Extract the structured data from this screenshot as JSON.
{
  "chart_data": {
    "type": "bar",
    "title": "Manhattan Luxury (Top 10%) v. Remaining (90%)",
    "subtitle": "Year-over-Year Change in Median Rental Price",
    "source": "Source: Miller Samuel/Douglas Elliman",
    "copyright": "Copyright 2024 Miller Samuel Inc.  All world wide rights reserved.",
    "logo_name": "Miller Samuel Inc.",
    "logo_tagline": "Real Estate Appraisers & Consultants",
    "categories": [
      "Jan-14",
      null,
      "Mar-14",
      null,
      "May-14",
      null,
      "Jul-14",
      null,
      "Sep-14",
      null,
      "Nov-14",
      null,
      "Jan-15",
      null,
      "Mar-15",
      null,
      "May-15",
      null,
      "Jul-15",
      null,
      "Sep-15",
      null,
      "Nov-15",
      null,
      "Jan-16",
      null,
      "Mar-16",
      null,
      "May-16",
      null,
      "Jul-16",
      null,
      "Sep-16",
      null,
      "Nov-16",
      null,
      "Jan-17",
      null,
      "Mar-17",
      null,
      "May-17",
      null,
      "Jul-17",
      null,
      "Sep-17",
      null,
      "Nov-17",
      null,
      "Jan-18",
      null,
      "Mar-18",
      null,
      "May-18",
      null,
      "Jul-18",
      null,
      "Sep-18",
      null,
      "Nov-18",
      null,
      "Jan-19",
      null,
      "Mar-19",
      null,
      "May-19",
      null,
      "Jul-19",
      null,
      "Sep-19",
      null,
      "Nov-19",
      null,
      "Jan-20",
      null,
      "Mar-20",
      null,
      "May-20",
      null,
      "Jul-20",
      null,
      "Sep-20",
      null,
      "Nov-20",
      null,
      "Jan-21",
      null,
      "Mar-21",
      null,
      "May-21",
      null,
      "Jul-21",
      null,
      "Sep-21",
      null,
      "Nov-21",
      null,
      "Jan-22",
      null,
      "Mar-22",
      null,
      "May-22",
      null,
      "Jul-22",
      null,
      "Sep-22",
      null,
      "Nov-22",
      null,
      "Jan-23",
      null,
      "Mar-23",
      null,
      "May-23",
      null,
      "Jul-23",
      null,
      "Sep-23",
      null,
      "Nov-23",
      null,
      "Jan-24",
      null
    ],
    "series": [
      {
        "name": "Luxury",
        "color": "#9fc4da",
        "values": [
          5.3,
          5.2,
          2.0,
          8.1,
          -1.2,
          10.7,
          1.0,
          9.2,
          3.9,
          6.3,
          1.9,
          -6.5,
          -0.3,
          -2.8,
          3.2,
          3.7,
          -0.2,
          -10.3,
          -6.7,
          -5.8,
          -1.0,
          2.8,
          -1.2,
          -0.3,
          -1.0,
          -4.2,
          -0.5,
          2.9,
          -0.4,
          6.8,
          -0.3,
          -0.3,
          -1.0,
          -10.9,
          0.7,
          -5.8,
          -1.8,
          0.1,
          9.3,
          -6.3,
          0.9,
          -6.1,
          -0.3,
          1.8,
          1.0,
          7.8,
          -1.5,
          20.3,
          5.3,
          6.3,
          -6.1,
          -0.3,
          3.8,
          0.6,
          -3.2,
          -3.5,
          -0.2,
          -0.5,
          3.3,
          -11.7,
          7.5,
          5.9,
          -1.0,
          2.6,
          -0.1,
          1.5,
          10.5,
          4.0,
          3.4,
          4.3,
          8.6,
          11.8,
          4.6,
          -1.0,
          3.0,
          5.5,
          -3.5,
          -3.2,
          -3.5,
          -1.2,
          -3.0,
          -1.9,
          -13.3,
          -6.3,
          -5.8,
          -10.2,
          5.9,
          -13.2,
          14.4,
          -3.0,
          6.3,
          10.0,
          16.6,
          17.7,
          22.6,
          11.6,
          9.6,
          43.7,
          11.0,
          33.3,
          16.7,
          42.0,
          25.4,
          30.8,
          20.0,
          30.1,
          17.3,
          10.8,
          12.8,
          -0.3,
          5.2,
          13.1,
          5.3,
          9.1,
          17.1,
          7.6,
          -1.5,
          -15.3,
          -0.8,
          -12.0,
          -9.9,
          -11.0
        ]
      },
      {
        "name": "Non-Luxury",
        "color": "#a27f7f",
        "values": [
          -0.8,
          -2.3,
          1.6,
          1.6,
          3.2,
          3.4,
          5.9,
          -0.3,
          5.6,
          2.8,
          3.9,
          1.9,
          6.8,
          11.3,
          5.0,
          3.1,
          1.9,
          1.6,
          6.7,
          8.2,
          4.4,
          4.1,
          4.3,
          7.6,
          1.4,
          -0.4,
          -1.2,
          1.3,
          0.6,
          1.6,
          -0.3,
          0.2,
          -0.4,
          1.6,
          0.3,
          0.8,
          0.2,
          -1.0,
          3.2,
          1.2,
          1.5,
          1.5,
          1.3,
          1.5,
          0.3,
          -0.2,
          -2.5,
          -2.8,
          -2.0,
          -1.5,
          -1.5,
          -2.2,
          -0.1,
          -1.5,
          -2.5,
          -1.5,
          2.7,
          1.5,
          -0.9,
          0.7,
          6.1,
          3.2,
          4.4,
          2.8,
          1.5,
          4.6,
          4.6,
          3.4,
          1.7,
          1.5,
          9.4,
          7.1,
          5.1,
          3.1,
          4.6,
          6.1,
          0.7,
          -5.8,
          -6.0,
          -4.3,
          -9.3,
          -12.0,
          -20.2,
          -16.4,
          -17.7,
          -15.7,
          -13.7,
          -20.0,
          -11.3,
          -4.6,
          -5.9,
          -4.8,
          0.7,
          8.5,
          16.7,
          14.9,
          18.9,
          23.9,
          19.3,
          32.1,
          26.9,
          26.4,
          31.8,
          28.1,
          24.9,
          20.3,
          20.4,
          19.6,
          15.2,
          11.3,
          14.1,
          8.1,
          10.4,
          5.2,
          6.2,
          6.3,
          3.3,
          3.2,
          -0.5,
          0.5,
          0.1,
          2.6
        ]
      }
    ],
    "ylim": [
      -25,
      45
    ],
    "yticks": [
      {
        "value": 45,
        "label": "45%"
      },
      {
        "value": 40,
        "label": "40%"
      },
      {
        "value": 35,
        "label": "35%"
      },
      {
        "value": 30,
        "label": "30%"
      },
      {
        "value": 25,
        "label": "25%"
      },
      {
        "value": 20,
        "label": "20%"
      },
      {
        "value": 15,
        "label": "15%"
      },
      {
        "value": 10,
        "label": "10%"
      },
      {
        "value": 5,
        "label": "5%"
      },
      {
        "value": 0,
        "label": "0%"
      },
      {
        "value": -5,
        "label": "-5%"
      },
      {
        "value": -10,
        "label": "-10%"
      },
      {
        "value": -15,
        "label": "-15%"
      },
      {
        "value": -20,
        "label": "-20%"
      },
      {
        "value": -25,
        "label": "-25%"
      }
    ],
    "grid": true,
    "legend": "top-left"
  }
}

- **To do**: Select and copy every line of the listing with the word "Luxury".

- **Reply**:
    "title": "Manhattan Luxury (Top 10%) v. Remaining (90%)",
        "name": "Luxury",
        "name": "Non-Luxury",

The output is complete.